Return every line of the listing below without changing a character, but leave out the picture.

▶ _Records for the exercise_
----------------

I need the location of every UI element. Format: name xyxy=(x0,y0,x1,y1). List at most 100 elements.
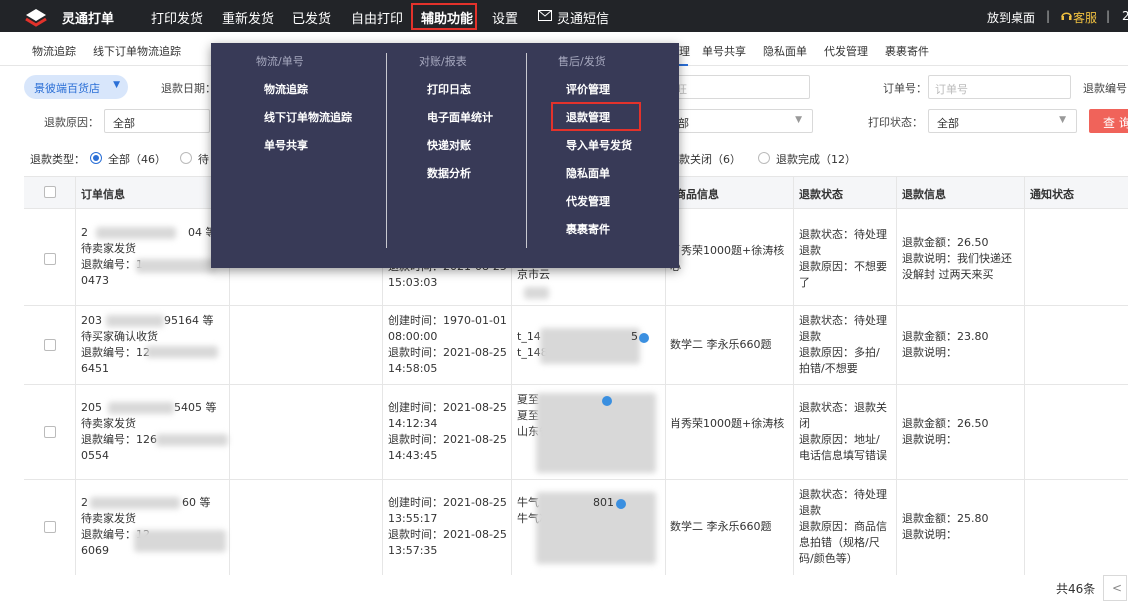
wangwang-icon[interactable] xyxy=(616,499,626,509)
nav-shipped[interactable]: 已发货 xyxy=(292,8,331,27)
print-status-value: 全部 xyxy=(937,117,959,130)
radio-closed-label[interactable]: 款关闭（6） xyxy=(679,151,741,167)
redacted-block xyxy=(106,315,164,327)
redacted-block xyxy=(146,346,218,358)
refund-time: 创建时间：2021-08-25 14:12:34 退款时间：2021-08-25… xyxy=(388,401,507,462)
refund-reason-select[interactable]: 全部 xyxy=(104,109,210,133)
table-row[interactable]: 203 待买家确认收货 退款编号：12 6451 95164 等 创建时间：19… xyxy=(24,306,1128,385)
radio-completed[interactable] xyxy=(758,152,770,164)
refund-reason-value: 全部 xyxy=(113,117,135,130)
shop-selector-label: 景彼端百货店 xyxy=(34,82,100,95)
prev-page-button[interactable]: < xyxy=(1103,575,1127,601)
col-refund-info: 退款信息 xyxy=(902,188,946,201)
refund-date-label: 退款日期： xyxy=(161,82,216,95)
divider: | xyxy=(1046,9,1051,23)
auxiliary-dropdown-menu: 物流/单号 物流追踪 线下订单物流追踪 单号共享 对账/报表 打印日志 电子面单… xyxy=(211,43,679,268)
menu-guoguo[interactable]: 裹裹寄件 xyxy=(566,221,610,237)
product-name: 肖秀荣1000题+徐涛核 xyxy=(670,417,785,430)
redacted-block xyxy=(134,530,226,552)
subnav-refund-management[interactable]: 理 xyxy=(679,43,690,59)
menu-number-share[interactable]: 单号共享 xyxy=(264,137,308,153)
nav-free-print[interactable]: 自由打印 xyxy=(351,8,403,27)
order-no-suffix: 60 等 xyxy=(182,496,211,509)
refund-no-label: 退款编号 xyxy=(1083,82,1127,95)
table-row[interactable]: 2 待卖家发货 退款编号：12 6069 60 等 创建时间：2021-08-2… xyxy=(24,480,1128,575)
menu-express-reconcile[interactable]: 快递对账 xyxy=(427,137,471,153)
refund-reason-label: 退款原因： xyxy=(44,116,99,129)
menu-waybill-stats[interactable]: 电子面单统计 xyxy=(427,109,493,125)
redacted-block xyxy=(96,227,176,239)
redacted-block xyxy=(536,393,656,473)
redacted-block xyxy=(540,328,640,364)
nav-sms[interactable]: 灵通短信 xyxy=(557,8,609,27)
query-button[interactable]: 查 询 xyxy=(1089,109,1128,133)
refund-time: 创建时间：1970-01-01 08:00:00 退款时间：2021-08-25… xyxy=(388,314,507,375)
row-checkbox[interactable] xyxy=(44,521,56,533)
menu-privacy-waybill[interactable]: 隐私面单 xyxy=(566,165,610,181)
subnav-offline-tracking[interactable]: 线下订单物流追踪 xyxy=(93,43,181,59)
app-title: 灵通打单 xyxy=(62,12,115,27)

----------------

▶ _Reply to the exercise_
I need the location of every UI element. Format: name xyxy=(x0,y0,x1,y1). List at most 100 elements.
wangwang-icon[interactable] xyxy=(616,499,626,509)
nav-shipped[interactable]: 已发货 xyxy=(292,8,331,27)
print-status-value: 全部 xyxy=(937,117,959,130)
radio-closed-label[interactable]: 款关闭（6） xyxy=(679,151,741,167)
redacted-block xyxy=(106,315,164,327)
redacted-block xyxy=(146,346,218,358)
refund-time: 创建时间：2021-08-25 14:12:34 退款时间：2021-08-25… xyxy=(388,401,507,462)
refund-reason-select[interactable]: 全部 xyxy=(104,109,210,133)
table-row[interactable]: 203 待买家确认收货 退款编号：12 6451 95164 等 创建时间：19… xyxy=(24,306,1128,385)
radio-completed[interactable] xyxy=(758,152,770,164)
refund-reason-value: 全部 xyxy=(113,117,135,130)
shop-selector-label: 景彼端百货店 xyxy=(34,82,100,95)
prev-page-button[interactable]: < xyxy=(1103,575,1127,601)
col-refund-info: 退款信息 xyxy=(902,188,946,201)
refund-date-label: 退款日期： xyxy=(161,82,216,95)
divider: | xyxy=(1046,9,1051,23)
auxiliary-dropdown-menu: 物流/单号 物流追踪 线下订单物流追踪 单号共享 对账/报表 打印日志 电子面单… xyxy=(211,43,679,268)
menu-guoguo[interactable]: 裹裹寄件 xyxy=(566,221,610,237)
product-name: 肖秀荣1000题+徐涛核 xyxy=(670,417,785,430)
redacted-block xyxy=(134,530,226,552)
subnav-refund-management[interactable]: 理 xyxy=(679,43,690,59)
menu-number-share[interactable]: 单号共享 xyxy=(264,137,308,153)
nav-free-print[interactable]: 自由打印 xyxy=(351,8,403,27)
order-no-suffix: 60 等 xyxy=(182,496,211,509)
refund-no-label: 退款编号 xyxy=(1083,82,1127,95)
table-row[interactable]: 2 待卖家发货 退款编号：12 6069 60 等 创建时间：2021-08-2… xyxy=(24,480,1128,575)
menu-express-reconcile[interactable]: 快递对账 xyxy=(427,137,471,153)
refund-reason-label: 退款原因： xyxy=(44,116,99,129)
menu-waybill-stats[interactable]: 电子面单统计 xyxy=(427,109,493,125)
redacted-block xyxy=(96,227,176,239)
redacted-block xyxy=(536,393,656,473)
redacted-block xyxy=(540,328,640,364)
nav-sms[interactable]: 灵通短信 xyxy=(557,8,609,27)
query-button[interactable]: 查 询 xyxy=(1089,109,1128,133)
refund-time: 创建时间：1970-01-01 08:00:00 退款时间：2021-08-25… xyxy=(388,314,507,375)
row-checkbox[interactable] xyxy=(44,521,56,533)
menu-privacy-waybill[interactable]: 隐私面单 xyxy=(566,165,610,181)
subnav-offline-tracking[interactable]: 线下订单物流追踪 xyxy=(93,43,181,59)
app-title: 灵通打单 xyxy=(62,12,115,27)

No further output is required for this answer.